## START MATERIAL FOR THIS TASK

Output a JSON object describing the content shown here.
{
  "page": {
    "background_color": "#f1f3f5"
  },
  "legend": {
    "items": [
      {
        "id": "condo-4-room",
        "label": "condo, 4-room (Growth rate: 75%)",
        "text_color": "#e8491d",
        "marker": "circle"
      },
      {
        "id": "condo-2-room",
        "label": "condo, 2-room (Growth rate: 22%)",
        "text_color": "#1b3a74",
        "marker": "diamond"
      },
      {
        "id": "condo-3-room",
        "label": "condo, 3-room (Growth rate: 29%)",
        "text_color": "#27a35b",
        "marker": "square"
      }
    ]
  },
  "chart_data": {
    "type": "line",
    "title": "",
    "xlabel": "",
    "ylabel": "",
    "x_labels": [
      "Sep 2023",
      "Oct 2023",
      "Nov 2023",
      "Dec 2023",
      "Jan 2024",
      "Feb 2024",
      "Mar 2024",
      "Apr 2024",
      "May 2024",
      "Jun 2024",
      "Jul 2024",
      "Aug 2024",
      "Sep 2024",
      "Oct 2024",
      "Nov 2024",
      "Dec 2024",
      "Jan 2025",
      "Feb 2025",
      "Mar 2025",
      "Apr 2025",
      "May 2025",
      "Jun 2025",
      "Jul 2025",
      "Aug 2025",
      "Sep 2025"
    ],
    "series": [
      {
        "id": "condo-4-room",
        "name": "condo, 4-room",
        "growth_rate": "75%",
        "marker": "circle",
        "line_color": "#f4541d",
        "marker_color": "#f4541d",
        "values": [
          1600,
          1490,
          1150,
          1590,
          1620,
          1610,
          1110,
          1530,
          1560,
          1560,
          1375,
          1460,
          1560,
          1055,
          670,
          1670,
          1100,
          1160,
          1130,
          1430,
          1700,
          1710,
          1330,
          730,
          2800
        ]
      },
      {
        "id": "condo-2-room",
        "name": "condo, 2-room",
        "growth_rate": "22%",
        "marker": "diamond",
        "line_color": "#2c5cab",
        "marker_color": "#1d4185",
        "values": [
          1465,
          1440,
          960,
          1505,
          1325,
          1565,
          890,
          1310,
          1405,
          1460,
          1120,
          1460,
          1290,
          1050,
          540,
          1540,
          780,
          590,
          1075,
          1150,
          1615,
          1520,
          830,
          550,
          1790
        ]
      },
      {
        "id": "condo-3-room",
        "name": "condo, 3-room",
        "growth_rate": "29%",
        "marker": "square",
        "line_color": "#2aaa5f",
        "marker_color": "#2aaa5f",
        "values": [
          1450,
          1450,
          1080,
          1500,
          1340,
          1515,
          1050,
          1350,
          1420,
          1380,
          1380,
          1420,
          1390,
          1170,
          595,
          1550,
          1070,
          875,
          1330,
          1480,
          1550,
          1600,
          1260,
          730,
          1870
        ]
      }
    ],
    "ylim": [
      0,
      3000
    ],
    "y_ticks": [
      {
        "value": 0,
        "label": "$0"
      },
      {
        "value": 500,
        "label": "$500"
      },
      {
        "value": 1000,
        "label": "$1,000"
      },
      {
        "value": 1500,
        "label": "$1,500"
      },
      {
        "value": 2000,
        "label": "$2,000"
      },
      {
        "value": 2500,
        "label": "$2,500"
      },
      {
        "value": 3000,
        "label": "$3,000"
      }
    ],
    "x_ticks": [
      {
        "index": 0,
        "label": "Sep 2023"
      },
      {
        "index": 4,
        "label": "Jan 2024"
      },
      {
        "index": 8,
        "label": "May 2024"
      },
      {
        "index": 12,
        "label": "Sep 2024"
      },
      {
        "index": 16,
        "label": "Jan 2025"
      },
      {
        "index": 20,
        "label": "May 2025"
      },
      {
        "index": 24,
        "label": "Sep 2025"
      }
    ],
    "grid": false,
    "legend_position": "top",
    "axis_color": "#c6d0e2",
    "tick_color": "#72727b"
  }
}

## END MATERIAL FOR THIS TASK

**GOAL OF THE EXERCISE**
In the entries above, identify every line with the word "room". Copy those lines.

**EXPECTED ANSWER**
        "id": "condo-4-room",
        "label": "condo, 4-room (Growth rate: 75%)",
        "id": "condo-2-room",
        "label": "condo, 2-room (Growth rate: 22%)",
        "id": "condo-3-room",
        "label": "condo, 3-room (Growth rate: 29%)",
        "id": "condo-4-room",
        "name": "condo, 4-room",
        "id": "condo-2-room",
        "name": "condo, 2-room",
        "id": "condo-3-room",
        "name": "condo, 3-room",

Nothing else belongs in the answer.